● **OBJECTIVE**
Search the listing for the string "speed" and copy every line that contains it.

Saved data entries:
..............................

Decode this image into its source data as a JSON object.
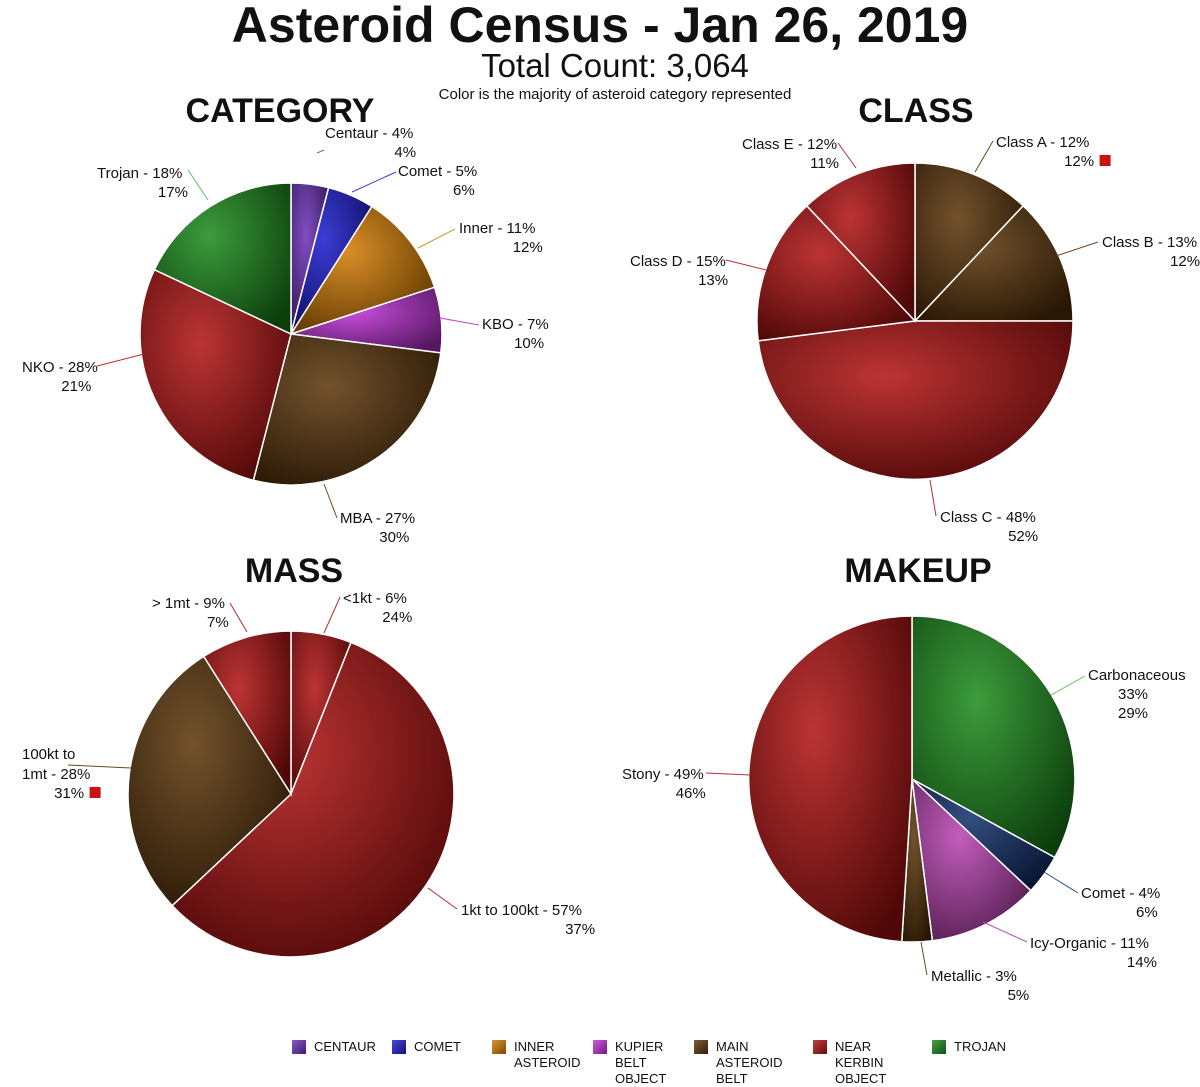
{
  "header": {
    "title": "Asteroid Census - Jan 26, 2019",
    "subtitle": "Total Count: 3,064",
    "note": "Color is the majority of asteroid category represented"
  },
  "colors": {
    "centaur": "#6b2fb8",
    "comet": "#1a1ad0",
    "inner": "#d27a00",
    "kbo": "#c030d8",
    "mba": "#5a3408",
    "nko": "#b01010",
    "trojan": "#1a8a1a",
    "comet_dark": "#0f2f6a",
    "icy": "#b840b0",
    "marker": "#cc1111"
  },
  "chart_data": [
    {
      "type": "pie",
      "title": "CATEGORY",
      "series": [
        {
          "values": [
            4,
            5,
            11,
            7,
            27,
            28,
            18
          ]
        }
      ],
      "slices": [
        {
          "label": "Centaur -",
          "pct1": "4%",
          "pct2": "4%",
          "value": 4,
          "color": "centaur"
        },
        {
          "label": "Comet -",
          "pct1": "5%",
          "pct2": "6%",
          "value": 5,
          "color": "comet"
        },
        {
          "label": "Inner -",
          "pct1": "11%",
          "pct2": "12%",
          "value": 11,
          "color": "inner"
        },
        {
          "label": "KBO -",
          "pct1": "7%",
          "pct2": "10%",
          "value": 7,
          "color": "kbo"
        },
        {
          "label": "MBA -",
          "pct1": "27%",
          "pct2": "30%",
          "value": 27,
          "color": "mba"
        },
        {
          "label": "NKO -",
          "pct1": "28%",
          "pct2": "21%",
          "value": 28,
          "color": "nko"
        },
        {
          "label": "Trojan -",
          "pct1": "18%",
          "pct2": "17%",
          "value": 18,
          "color": "trojan"
        }
      ]
    },
    {
      "type": "pie",
      "title": "CLASS",
      "series": [
        {
          "values": [
            12,
            13,
            48,
            15,
            12
          ]
        }
      ],
      "slices": [
        {
          "label": "Class A -",
          "pct1": "12%",
          "pct2": "12%",
          "value": 12,
          "color": "mba",
          "marker": true
        },
        {
          "label": "Class B -",
          "pct1": "13%",
          "pct2": "12%",
          "value": 13,
          "color": "mba"
        },
        {
          "label": "Class C -",
          "pct1": "48%",
          "pct2": "52%",
          "value": 48,
          "color": "nko"
        },
        {
          "label": "Class D -",
          "pct1": "15%",
          "pct2": "13%",
          "value": 15,
          "color": "nko"
        },
        {
          "label": "Class E -",
          "pct1": "12%",
          "pct2": "11%",
          "value": 12,
          "color": "nko"
        }
      ]
    },
    {
      "type": "pie",
      "title": "MASS",
      "series": [
        {
          "values": [
            6,
            57,
            28,
            9
          ]
        }
      ],
      "slices": [
        {
          "label": "<1kt -",
          "pct1": "6%",
          "pct2": "24%",
          "value": 6,
          "color": "nko"
        },
        {
          "label": "1kt to 100kt -",
          "pct1": "57%",
          "pct2": "37%",
          "value": 57,
          "color": "nko"
        },
        {
          "label": "100kt to",
          "label2": "1mt -",
          "pct1": "28%",
          "pct2": "31%",
          "value": 28,
          "color": "mba",
          "marker": true
        },
        {
          "label": "> 1mt -",
          "pct1": "9%",
          "pct2": "7%",
          "value": 9,
          "color": "nko"
        }
      ]
    },
    {
      "type": "pie",
      "title": "MAKEUP",
      "series": [
        {
          "values": [
            33,
            4,
            11,
            3,
            49
          ]
        }
      ],
      "slices": [
        {
          "label": "Carbonaceous",
          "pct1": "33%",
          "pct2": "29%",
          "value": 33,
          "color": "trojan"
        },
        {
          "label": "Comet -",
          "pct1": "4%",
          "pct2": "6%",
          "value": 4,
          "color": "comet_dark"
        },
        {
          "label": "Icy-Organic -",
          "pct1": "11%",
          "pct2": "14%",
          "value": 11,
          "color": "icy"
        },
        {
          "label": "Metallic -",
          "pct1": "3%",
          "pct2": "5%",
          "value": 3,
          "color": "mba"
        },
        {
          "label": "Stony -",
          "pct1": "49%",
          "pct2": "46%",
          "value": 49,
          "color": "nko"
        }
      ]
    }
  ],
  "legend": [
    {
      "label": "CENTAUR",
      "color": "centaur"
    },
    {
      "label": "COMET",
      "color": "comet"
    },
    {
      "label": "INNER\nASTEROID",
      "color": "inner"
    },
    {
      "label": "KUPIER\nBELT OBJECT",
      "color": "kbo"
    },
    {
      "label": "MAIN\nASTEROID BELT",
      "color": "mba"
    },
    {
      "label": "NEAR\nKERBIN OBJECT",
      "color": "nko"
    },
    {
      "label": "TROJAN",
      "color": "trojan"
    }
  ]
}
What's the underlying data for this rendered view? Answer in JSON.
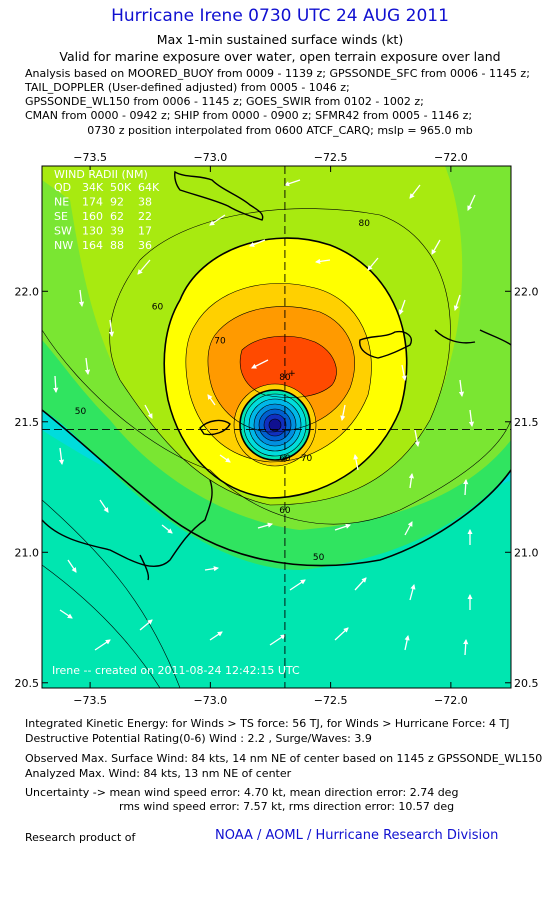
{
  "header": {
    "title": "Hurricane Irene 0730 UTC 24 AUG 2011",
    "subtitle1": "Max 1-min sustained surface winds (kt)",
    "subtitle2": "Valid for marine exposure over water, open terrain exposure over land",
    "analysis_lines": [
      "Analysis based on MOORED_BUOY from 0009 - 1139 z; GPSSONDE_SFC from 0006 - 1145 z;",
      "TAIL_DOPPLER (User-defined adjusted) from 0005 - 1046 z;",
      "GPSSONDE_WL150 from 0006 - 1145 z; GOES_SWIR from 0102 - 1002 z;",
      "CMAN from 0000 - 0942 z; SHIP from 0000 - 0900 z; SFMR42 from 0005 - 1146 z;"
    ],
    "position_note": "0730 z position interpolated from 0600 ATCF_CARQ; mslp = 965.0 mb"
  },
  "chart_data": {
    "type": "heatmap",
    "xlim": [
      -73.7,
      -71.75
    ],
    "ylim": [
      20.48,
      22.48
    ],
    "x_ticks": [
      -73.5,
      -73.0,
      -72.5,
      -72.0
    ],
    "x_tick_labels": [
      "−73.5",
      "−73.0",
      "−72.5",
      "−72.0"
    ],
    "y_ticks": [
      20.5,
      21.0,
      21.5,
      22.0
    ],
    "y_tick_labels": [
      "20.5",
      "21.0",
      "21.5",
      "22.0"
    ],
    "center": {
      "lon": -72.69,
      "lat": 21.47
    },
    "max_wind_marker": {
      "lon": -72.66,
      "lat": 21.69
    },
    "contour_labels": [
      {
        "text": "80",
        "lon": -72.36,
        "lat": 22.25
      },
      {
        "text": "60",
        "lon": -73.22,
        "lat": 21.93
      },
      {
        "text": "70",
        "lon": -72.96,
        "lat": 21.8
      },
      {
        "text": "80",
        "lon": -72.69,
        "lat": 21.66
      },
      {
        "text": "50",
        "lon": -73.54,
        "lat": 21.53
      },
      {
        "text": "70",
        "lon": -72.6,
        "lat": 21.35
      },
      {
        "text": "60",
        "lon": -72.69,
        "lat": 21.35
      },
      {
        "text": "60",
        "lon": -72.69,
        "lat": 21.15
      },
      {
        "text": "50",
        "lon": -72.55,
        "lat": 20.97
      }
    ],
    "wind_radii": {
      "title": "WIND RADII (NM)",
      "header": [
        "QD",
        "34K",
        "50K",
        "64K"
      ],
      "rows": [
        [
          "NE",
          "174",
          "92",
          "38"
        ],
        [
          "SE",
          "160",
          "62",
          "22"
        ],
        [
          "SW",
          "130",
          "39",
          "17"
        ],
        [
          "NW",
          "164",
          "88",
          "36"
        ]
      ]
    },
    "credit": "Irene -- created on 2011-08-24 12:42:15 UTC"
  },
  "info": {
    "ike": "Integrated Kinetic Energy:  for Winds > TS force: 56 TJ,  for Winds > Hurricane Force: 4 TJ",
    "dpr": "Destructive Potential Rating(0-6)   Wind : 2.2 , Surge/Waves: 3.9",
    "observed_max": "Observed Max. Surface Wind: 84 kts, 14 nm NE of center based on 1145 z GPSSONDE_WL150",
    "analyzed_max": "Analyzed Max. Wind: 84 kts, 13 nm NE of center",
    "uncertainty1": "Uncertainty -> mean wind speed error: 4.70 kt,   mean direction error: 2.74 deg",
    "uncertainty2": "rms wind speed error: 7.57 kt,   rms direction error: 10.57 deg",
    "research": "Research product of",
    "org": "NOAA / AOML / Hurricane Research Division"
  }
}
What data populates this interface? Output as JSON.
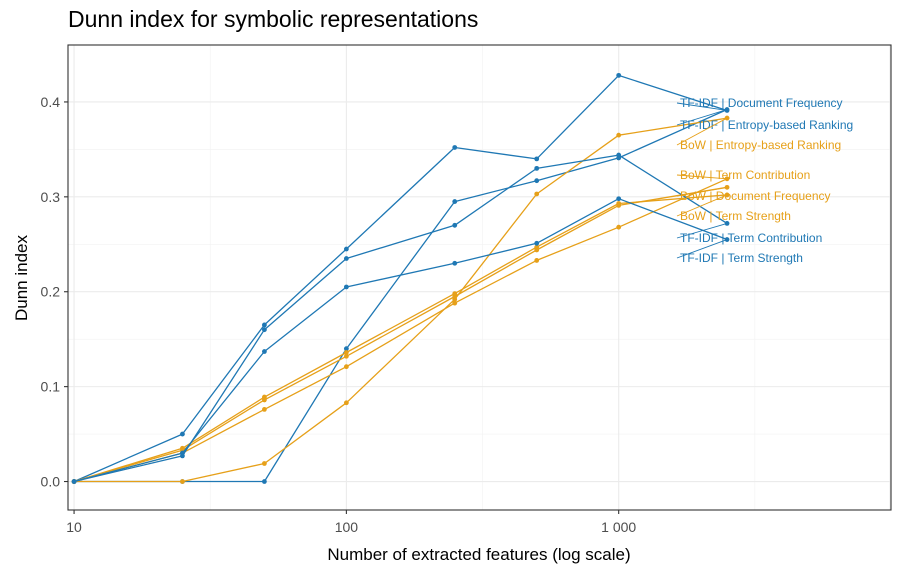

..............................

● **RESULT BELOW**
    "uncertainty1": "Uncertainty -> mean wind speed error: 4.70 kt,   mean direction error: 2.74 deg",
    "uncertainty2": "rms wind speed error: 7.57 kt,   rms direction error: 10.57 deg",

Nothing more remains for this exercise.